* **WORK INSTRUCTIONS**
Only a number is expected: how many lines in the data below contain the word "this".

* **SOURCE DATA**
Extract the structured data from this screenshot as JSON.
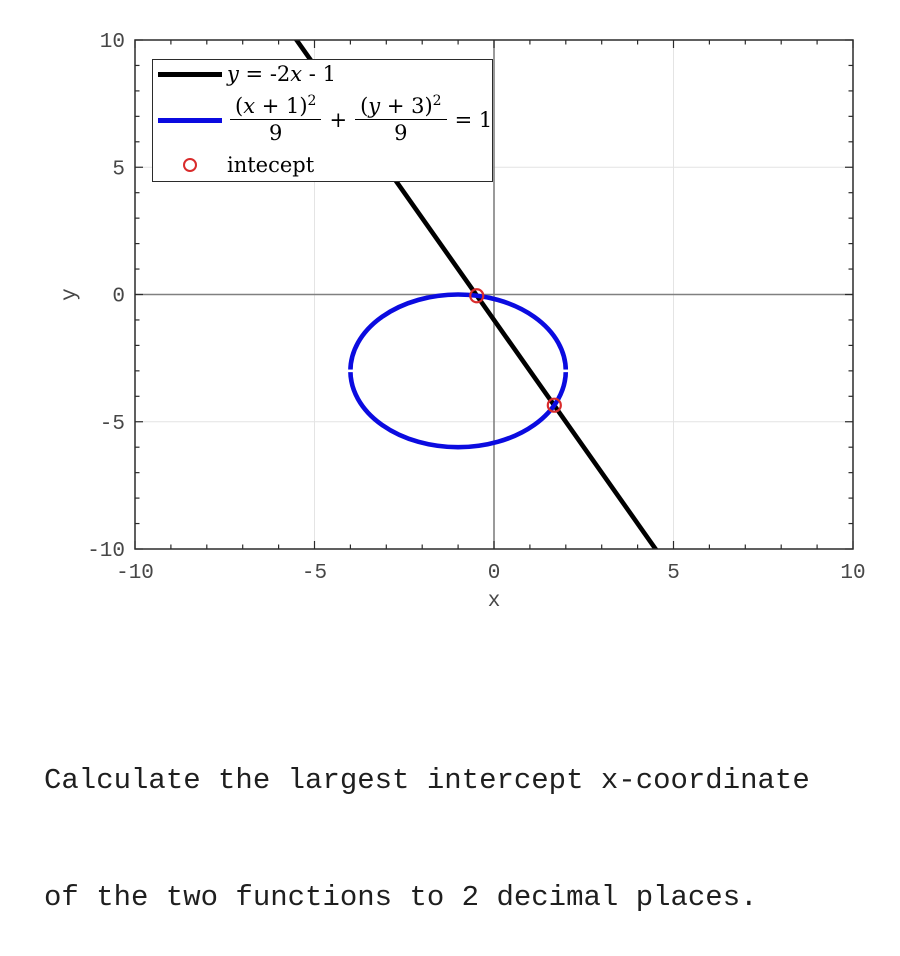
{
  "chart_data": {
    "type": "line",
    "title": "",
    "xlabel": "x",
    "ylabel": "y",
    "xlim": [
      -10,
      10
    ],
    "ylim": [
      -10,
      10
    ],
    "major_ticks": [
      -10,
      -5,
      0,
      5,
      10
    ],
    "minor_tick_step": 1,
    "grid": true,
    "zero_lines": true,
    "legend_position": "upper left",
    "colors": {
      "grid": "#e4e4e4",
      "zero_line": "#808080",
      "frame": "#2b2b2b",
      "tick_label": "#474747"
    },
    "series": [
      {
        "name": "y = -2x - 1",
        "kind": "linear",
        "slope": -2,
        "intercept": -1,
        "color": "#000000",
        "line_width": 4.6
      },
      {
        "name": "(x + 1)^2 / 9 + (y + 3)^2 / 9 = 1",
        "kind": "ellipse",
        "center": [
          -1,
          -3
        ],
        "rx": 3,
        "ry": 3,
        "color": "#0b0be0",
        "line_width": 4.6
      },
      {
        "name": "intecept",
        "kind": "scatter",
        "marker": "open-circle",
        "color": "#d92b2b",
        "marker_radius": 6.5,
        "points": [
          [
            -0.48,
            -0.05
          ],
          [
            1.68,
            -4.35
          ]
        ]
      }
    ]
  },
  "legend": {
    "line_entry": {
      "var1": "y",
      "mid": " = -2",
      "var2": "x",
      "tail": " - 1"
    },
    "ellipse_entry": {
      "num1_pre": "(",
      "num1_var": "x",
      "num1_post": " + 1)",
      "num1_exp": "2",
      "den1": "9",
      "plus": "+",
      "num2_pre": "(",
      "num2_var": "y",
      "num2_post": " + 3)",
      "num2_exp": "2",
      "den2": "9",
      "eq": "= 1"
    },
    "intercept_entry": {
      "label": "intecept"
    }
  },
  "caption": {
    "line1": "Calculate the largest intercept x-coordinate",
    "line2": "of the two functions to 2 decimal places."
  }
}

--

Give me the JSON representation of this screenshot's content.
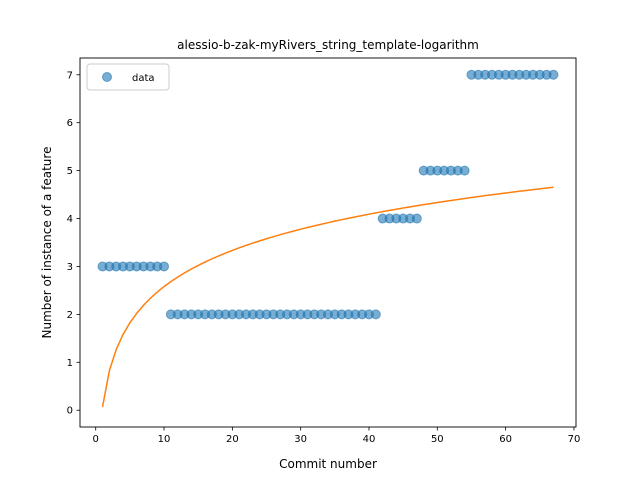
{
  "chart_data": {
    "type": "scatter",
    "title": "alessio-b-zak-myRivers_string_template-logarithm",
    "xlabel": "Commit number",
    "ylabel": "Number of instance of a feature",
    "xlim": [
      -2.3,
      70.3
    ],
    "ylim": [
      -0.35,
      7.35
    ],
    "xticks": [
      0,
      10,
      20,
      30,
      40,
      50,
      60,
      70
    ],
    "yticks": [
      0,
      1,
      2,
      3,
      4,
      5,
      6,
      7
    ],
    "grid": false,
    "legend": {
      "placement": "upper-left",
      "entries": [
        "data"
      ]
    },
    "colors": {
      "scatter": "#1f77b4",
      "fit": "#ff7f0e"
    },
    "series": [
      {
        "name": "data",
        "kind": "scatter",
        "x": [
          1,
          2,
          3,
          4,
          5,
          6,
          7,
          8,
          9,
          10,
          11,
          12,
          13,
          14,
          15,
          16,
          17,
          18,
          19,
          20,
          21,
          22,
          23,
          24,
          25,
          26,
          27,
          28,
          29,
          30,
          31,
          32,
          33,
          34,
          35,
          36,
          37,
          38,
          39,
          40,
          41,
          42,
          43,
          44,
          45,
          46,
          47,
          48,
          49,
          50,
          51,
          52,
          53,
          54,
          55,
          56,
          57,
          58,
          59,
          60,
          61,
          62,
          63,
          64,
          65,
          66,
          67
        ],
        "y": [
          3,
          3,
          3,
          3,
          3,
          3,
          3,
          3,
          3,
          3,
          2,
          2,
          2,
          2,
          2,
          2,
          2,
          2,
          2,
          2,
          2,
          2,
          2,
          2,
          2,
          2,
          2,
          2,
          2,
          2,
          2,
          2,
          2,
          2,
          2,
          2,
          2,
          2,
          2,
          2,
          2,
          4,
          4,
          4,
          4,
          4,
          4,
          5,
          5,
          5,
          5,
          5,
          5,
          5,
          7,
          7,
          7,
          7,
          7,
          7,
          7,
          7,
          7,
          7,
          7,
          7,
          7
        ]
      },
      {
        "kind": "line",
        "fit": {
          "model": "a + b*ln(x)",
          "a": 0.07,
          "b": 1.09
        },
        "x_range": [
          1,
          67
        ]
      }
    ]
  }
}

--

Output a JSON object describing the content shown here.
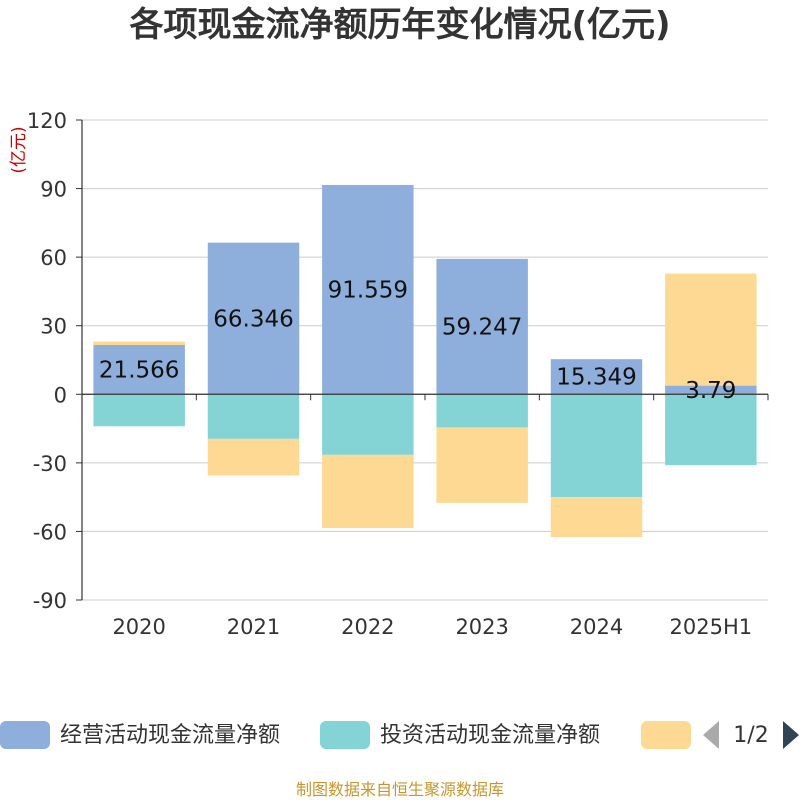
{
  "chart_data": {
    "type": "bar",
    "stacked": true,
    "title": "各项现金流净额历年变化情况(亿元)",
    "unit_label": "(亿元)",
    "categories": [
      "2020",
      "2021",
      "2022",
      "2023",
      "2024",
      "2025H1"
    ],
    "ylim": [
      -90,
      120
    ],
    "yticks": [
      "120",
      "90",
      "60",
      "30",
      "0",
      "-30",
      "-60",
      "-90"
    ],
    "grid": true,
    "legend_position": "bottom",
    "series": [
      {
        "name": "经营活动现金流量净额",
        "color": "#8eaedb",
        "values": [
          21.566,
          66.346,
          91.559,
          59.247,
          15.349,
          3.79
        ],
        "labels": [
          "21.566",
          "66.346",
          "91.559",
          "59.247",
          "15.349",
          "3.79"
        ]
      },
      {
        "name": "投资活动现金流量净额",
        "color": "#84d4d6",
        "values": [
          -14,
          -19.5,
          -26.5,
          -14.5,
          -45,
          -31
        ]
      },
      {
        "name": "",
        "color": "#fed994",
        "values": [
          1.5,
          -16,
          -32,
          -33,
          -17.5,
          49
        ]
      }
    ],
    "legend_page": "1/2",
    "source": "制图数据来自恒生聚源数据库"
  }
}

* **REPLY**
2